**Information shown**.
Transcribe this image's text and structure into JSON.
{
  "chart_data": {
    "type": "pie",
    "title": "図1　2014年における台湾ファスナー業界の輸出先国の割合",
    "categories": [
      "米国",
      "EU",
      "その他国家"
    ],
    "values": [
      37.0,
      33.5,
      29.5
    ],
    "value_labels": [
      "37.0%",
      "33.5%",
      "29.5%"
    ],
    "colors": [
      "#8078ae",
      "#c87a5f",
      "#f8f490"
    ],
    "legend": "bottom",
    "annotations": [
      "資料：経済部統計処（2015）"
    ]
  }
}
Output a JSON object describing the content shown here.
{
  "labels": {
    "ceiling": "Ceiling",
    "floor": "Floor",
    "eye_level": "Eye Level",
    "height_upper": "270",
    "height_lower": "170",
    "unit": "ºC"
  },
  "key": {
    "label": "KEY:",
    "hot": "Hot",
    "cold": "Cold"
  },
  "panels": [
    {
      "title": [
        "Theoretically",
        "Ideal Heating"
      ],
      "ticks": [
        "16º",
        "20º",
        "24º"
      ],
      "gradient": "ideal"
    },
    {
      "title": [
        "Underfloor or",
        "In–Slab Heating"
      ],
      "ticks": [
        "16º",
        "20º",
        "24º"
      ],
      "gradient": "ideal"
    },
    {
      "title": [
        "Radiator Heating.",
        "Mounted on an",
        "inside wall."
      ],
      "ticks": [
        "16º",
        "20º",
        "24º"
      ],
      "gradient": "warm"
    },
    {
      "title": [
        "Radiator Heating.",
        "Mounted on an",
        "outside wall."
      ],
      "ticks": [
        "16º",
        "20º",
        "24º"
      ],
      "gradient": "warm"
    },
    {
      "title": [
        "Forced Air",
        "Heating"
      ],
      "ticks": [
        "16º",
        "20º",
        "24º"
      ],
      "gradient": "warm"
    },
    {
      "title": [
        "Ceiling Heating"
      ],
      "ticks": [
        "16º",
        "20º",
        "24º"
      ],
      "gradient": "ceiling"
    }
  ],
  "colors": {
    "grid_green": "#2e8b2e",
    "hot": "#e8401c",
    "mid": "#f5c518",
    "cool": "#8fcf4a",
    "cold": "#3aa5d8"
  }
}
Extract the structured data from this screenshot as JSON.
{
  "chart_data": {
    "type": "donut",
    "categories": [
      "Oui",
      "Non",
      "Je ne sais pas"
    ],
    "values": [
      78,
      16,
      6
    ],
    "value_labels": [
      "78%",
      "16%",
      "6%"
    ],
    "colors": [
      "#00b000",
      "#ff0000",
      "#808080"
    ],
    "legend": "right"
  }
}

**Given exercise**. Reproduce the entries above in full by retyping them exactly.

**Answer below**.
Transcribe this image's text and structure into JSON.
{
  "chart_data": {
    "type": "pie",
    "title": "図1　2014年における台湾ファスナー業界の輸出先国の割合",
    "categories": [
      "米国",
      "EU",
      "その他国家"
    ],
    "values": [
      37.0,
      33.5,
      29.5
    ],
    "value_labels": [
      "37.0%",
      "33.5%",
      "29.5%"
    ],
    "colors": [
      "#8078ae",
      "#c87a5f",
      "#f8f490"
    ],
    "legend": "bottom",
    "annotations": [
      "資料：経済部統計処（2015）"
    ]
  }
}
Output a JSON object describing the content shown here.
{
  "labels": {
    "ceiling": "Ceiling",
    "floor": "Floor",
    "eye_level": "Eye Level",
    "height_upper": "270",
    "height_lower": "170",
    "unit": "ºC"
  },
  "key": {
    "label": "KEY:",
    "hot": "Hot",
    "cold": "Cold"
  },
  "panels": [
    {
      "title": [
        "Theoretically",
        "Ideal Heating"
      ],
      "ticks": [
        "16º",
        "20º",
        "24º"
      ],
      "gradient": "ideal"
    },
    {
      "title": [
        "Underfloor or",
        "In–Slab Heating"
      ],
      "ticks": [
        "16º",
        "20º",
        "24º"
      ],
      "gradient": "ideal"
    },
    {
      "title": [
        "Radiator Heating.",
        "Mounted on an",
        "inside wall."
      ],
      "ticks": [
        "16º",
        "20º",
        "24º"
      ],
      "gradient": "warm"
    },
    {
      "title": [
        "Radiator Heating.",
        "Mounted on an",
        "outside wall."
      ],
      "ticks": [
        "16º",
        "20º",
        "24º"
      ],
      "gradient": "warm"
    },
    {
      "title": [
        "Forced Air",
        "Heating"
      ],
      "ticks": [
        "16º",
        "20º",
        "24º"
      ],
      "gradient": "warm"
    },
    {
      "title": [
        "Ceiling Heating"
      ],
      "ticks": [
        "16º",
        "20º",
        "24º"
      ],
      "gradient": "ceiling"
    }
  ],
  "colors": {
    "grid_green": "#2e8b2e",
    "hot": "#e8401c",
    "mid": "#f5c518",
    "cool": "#8fcf4a",
    "cold": "#3aa5d8"
  }
}
Extract the structured data from this screenshot as JSON.
{
  "chart_data": {
    "type": "donut",
    "categories": [
      "Oui",
      "Non",
      "Je ne sais pas"
    ],
    "values": [
      78,
      16,
      6
    ],
    "value_labels": [
      "78%",
      "16%",
      "6%"
    ],
    "colors": [
      "#00b000",
      "#ff0000",
      "#808080"
    ],
    "legend": "right"
  }
}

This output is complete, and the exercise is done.